***** LISTED ENTRIES *****
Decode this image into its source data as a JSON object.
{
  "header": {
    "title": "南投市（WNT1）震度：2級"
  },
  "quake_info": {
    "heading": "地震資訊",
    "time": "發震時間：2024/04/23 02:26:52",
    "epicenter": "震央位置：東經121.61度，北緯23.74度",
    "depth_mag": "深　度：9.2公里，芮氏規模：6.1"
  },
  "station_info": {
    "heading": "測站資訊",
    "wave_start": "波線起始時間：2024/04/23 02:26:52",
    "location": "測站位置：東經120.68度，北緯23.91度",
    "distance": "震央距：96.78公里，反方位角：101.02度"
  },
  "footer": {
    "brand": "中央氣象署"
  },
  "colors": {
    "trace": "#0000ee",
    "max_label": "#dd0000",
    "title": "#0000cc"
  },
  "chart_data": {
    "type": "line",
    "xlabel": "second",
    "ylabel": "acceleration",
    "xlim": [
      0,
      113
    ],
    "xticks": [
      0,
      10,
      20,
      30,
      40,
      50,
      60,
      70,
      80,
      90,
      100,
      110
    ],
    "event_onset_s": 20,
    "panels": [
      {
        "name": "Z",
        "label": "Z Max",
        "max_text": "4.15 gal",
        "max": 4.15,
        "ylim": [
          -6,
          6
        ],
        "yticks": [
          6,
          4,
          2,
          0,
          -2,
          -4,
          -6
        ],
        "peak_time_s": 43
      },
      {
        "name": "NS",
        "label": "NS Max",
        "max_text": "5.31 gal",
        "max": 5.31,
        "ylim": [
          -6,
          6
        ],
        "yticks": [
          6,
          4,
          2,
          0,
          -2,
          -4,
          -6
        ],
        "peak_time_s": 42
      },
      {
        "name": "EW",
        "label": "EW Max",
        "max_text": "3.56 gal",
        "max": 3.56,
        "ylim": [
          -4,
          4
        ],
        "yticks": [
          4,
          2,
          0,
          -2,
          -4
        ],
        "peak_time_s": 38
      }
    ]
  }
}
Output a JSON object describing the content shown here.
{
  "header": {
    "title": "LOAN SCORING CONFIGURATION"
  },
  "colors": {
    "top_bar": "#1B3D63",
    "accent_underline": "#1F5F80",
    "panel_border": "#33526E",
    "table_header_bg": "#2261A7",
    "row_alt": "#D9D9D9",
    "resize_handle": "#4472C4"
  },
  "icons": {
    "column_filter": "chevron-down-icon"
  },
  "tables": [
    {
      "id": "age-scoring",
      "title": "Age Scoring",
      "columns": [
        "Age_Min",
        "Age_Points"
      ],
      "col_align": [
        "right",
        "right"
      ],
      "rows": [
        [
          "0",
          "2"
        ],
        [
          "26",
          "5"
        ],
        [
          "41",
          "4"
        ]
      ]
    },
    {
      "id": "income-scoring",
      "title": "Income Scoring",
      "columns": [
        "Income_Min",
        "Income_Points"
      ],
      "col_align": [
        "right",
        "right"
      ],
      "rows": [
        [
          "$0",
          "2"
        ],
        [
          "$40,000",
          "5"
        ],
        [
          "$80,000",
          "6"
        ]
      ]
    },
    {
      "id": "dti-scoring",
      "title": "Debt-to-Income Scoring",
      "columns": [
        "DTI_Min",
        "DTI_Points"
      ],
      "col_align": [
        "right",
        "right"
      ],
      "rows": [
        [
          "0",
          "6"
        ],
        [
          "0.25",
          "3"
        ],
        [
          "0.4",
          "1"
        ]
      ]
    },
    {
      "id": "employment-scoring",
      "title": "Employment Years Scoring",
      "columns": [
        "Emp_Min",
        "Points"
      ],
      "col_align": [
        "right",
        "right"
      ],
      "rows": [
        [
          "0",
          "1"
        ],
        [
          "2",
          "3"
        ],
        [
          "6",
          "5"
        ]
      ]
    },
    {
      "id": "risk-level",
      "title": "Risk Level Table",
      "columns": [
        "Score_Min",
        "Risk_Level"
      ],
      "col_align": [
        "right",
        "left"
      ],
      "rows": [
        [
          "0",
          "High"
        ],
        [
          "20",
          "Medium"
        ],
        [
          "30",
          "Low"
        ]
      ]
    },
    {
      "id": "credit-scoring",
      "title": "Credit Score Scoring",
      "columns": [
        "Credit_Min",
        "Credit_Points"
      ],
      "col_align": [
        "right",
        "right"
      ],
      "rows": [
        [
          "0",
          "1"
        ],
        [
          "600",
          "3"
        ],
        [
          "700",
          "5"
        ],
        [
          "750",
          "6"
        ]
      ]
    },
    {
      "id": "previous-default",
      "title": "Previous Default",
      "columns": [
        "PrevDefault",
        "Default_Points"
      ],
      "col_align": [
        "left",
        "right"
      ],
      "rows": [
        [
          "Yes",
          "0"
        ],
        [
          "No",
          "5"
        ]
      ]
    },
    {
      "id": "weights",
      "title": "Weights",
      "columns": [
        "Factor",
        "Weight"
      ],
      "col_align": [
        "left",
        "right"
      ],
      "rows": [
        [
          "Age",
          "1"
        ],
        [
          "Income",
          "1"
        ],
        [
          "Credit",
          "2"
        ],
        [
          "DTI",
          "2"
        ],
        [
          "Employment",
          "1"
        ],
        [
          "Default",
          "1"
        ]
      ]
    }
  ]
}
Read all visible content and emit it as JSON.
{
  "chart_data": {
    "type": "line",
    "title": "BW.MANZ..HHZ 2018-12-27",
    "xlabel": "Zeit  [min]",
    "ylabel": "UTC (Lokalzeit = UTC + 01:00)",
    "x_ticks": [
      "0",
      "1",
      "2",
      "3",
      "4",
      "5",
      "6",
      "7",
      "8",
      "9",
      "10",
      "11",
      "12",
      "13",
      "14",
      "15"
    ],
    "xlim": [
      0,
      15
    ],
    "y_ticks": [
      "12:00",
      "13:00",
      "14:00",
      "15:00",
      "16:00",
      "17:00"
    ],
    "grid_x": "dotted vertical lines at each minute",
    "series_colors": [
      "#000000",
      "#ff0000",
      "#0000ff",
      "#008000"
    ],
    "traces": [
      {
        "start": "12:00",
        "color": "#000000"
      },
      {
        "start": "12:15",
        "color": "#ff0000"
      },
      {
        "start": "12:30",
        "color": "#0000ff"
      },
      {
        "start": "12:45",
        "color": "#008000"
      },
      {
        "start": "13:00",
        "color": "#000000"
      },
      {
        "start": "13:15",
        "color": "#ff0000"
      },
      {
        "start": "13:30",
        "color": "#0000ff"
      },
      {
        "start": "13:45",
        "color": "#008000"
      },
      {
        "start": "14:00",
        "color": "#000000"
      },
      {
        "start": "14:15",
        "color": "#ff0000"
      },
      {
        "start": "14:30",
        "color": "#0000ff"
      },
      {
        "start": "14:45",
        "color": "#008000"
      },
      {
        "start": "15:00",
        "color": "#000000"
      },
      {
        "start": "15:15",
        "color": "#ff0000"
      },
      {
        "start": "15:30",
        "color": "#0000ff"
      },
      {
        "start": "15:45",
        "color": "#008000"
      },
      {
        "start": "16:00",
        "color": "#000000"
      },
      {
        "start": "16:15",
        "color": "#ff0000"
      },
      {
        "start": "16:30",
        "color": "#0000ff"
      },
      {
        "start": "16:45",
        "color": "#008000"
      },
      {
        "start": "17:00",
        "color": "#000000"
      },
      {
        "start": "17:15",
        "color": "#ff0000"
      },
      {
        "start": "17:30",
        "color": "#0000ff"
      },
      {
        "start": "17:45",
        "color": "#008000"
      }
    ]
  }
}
*****
* [TASK GOAL]
Would you copy out each line exactly as written?

* [ANSWER BELOW]
Decode this image into its source data as a JSON object.
{
  "header": {
    "title": "南投市（WNT1）震度：2級"
  },
  "quake_info": {
    "heading": "地震資訊",
    "time": "發震時間：2024/04/23 02:26:52",
    "epicenter": "震央位置：東經121.61度，北緯23.74度",
    "depth_mag": "深　度：9.2公里，芮氏規模：6.1"
  },
  "station_info": {
    "heading": "測站資訊",
    "wave_start": "波線起始時間：2024/04/23 02:26:52",
    "location": "測站位置：東經120.68度，北緯23.91度",
    "distance": "震央距：96.78公里，反方位角：101.02度"
  },
  "footer": {
    "brand": "中央氣象署"
  },
  "colors": {
    "trace": "#0000ee",
    "max_label": "#dd0000",
    "title": "#0000cc"
  },
  "chart_data": {
    "type": "line",
    "xlabel": "second",
    "ylabel": "acceleration",
    "xlim": [
      0,
      113
    ],
    "xticks": [
      0,
      10,
      20,
      30,
      40,
      50,
      60,
      70,
      80,
      90,
      100,
      110
    ],
    "event_onset_s": 20,
    "panels": [
      {
        "name": "Z",
        "label": "Z Max",
        "max_text": "4.15 gal",
        "max": 4.15,
        "ylim": [
          -6,
          6
        ],
        "yticks": [
          6,
          4,
          2,
          0,
          -2,
          -4,
          -6
        ],
        "peak_time_s": 43
      },
      {
        "name": "NS",
        "label": "NS Max",
        "max_text": "5.31 gal",
        "max": 5.31,
        "ylim": [
          -6,
          6
        ],
        "yticks": [
          6,
          4,
          2,
          0,
          -2,
          -4,
          -6
        ],
        "peak_time_s": 42
      },
      {
        "name": "EW",
        "label": "EW Max",
        "max_text": "3.56 gal",
        "max": 3.56,
        "ylim": [
          -4,
          4
        ],
        "yticks": [
          4,
          2,
          0,
          -2,
          -4
        ],
        "peak_time_s": 38
      }
    ]
  }
}
Output a JSON object describing the content shown here.
{
  "header": {
    "title": "LOAN SCORING CONFIGURATION"
  },
  "colors": {
    "top_bar": "#1B3D63",
    "accent_underline": "#1F5F80",
    "panel_border": "#33526E",
    "table_header_bg": "#2261A7",
    "row_alt": "#D9D9D9",
    "resize_handle": "#4472C4"
  },
  "icons": {
    "column_filter": "chevron-down-icon"
  },
  "tables": [
    {
      "id": "age-scoring",
      "title": "Age Scoring",
      "columns": [
        "Age_Min",
        "Age_Points"
      ],
      "col_align": [
        "right",
        "right"
      ],
      "rows": [
        [
          "0",
          "2"
        ],
        [
          "26",
          "5"
        ],
        [
          "41",
          "4"
        ]
      ]
    },
    {
      "id": "income-scoring",
      "title": "Income Scoring",
      "columns": [
        "Income_Min",
        "Income_Points"
      ],
      "col_align": [
        "right",
        "right"
      ],
      "rows": [
        [
          "$0",
          "2"
        ],
        [
          "$40,000",
          "5"
        ],
        [
          "$80,000",
          "6"
        ]
      ]
    },
    {
      "id": "dti-scoring",
      "title": "Debt-to-Income Scoring",
      "columns": [
        "DTI_Min",
        "DTI_Points"
      ],
      "col_align": [
        "right",
        "right"
      ],
      "rows": [
        [
          "0",
          "6"
        ],
        [
          "0.25",
          "3"
        ],
        [
          "0.4",
          "1"
        ]
      ]
    },
    {
      "id": "employment-scoring",
      "title": "Employment Years Scoring",
      "columns": [
        "Emp_Min",
        "Points"
      ],
      "col_align": [
        "right",
        "right"
      ],
      "rows": [
        [
          "0",
          "1"
        ],
        [
          "2",
          "3"
        ],
        [
          "6",
          "5"
        ]
      ]
    },
    {
      "id": "risk-level",
      "title": "Risk Level Table",
      "columns": [
        "Score_Min",
        "Risk_Level"
      ],
      "col_align": [
        "right",
        "left"
      ],
      "rows": [
        [
          "0",
          "High"
        ],
        [
          "20",
          "Medium"
        ],
        [
          "30",
          "Low"
        ]
      ]
    },
    {
      "id": "credit-scoring",
      "title": "Credit Score Scoring",
      "columns": [
        "Credit_Min",
        "Credit_Points"
      ],
      "col_align": [
        "right",
        "right"
      ],
      "rows": [
        [
          "0",
          "1"
        ],
        [
          "600",
          "3"
        ],
        [
          "700",
          "5"
        ],
        [
          "750",
          "6"
        ]
      ]
    },
    {
      "id": "previous-default",
      "title": "Previous Default",
      "columns": [
        "PrevDefault",
        "Default_Points"
      ],
      "col_align": [
        "left",
        "right"
      ],
      "rows": [
        [
          "Yes",
          "0"
        ],
        [
          "No",
          "5"
        ]
      ]
    },
    {
      "id": "weights",
      "title": "Weights",
      "columns": [
        "Factor",
        "Weight"
      ],
      "col_align": [
        "left",
        "right"
      ],
      "rows": [
        [
          "Age",
          "1"
        ],
        [
          "Income",
          "1"
        ],
        [
          "Credit",
          "2"
        ],
        [
          "DTI",
          "2"
        ],
        [
          "Employment",
          "1"
        ],
        [
          "Default",
          "1"
        ]
      ]
    }
  ]
}
Read all visible content and emit it as JSON.
{
  "chart_data": {
    "type": "line",
    "title": "BW.MANZ..HHZ 2018-12-27",
    "xlabel": "Zeit  [min]",
    "ylabel": "UTC (Lokalzeit = UTC + 01:00)",
    "x_ticks": [
      "0",
      "1",
      "2",
      "3",
      "4",
      "5",
      "6",
      "7",
      "8",
      "9",
      "10",
      "11",
      "12",
      "13",
      "14",
      "15"
    ],
    "xlim": [
      0,
      15
    ],
    "y_ticks": [
      "12:00",
      "13:00",
      "14:00",
      "15:00",
      "16:00",
      "17:00"
    ],
    "grid_x": "dotted vertical lines at each minute",
    "series_colors": [
      "#000000",
      "#ff0000",
      "#0000ff",
      "#008000"
    ],
    "traces": [
      {
        "start": "12:00",
        "color": "#000000"
      },
      {
        "start": "12:15",
        "color": "#ff0000"
      },
      {
        "start": "12:30",
        "color": "#0000ff"
      },
      {
        "start": "12:45",
        "color": "#008000"
      },
      {
        "start": "13:00",
        "color": "#000000"
      },
      {
        "start": "13:15",
        "color": "#ff0000"
      },
      {
        "start": "13:30",
        "color": "#0000ff"
      },
      {
        "start": "13:45",
        "color": "#008000"
      },
      {
        "start": "14:00",
        "color": "#000000"
      },
      {
        "start": "14:15",
        "color": "#ff0000"
      },
      {
        "start": "14:30",
        "color": "#0000ff"
      },
      {
        "start": "14:45",
        "color": "#008000"
      },
      {
        "start": "15:00",
        "color": "#000000"
      },
      {
        "start": "15:15",
        "color": "#ff0000"
      },
      {
        "start": "15:30",
        "color": "#0000ff"
      },
      {
        "start": "15:45",
        "color": "#008000"
      },
      {
        "start": "16:00",
        "color": "#000000"
      },
      {
        "start": "16:15",
        "color": "#ff0000"
      },
      {
        "start": "16:30",
        "color": "#0000ff"
      },
      {
        "start": "16:45",
        "color": "#008000"
      },
      {
        "start": "17:00",
        "color": "#000000"
      },
      {
        "start": "17:15",
        "color": "#ff0000"
      },
      {
        "start": "17:30",
        "color": "#0000ff"
      },
      {
        "start": "17:45",
        "color": "#008000"
      }
    ]
  }
}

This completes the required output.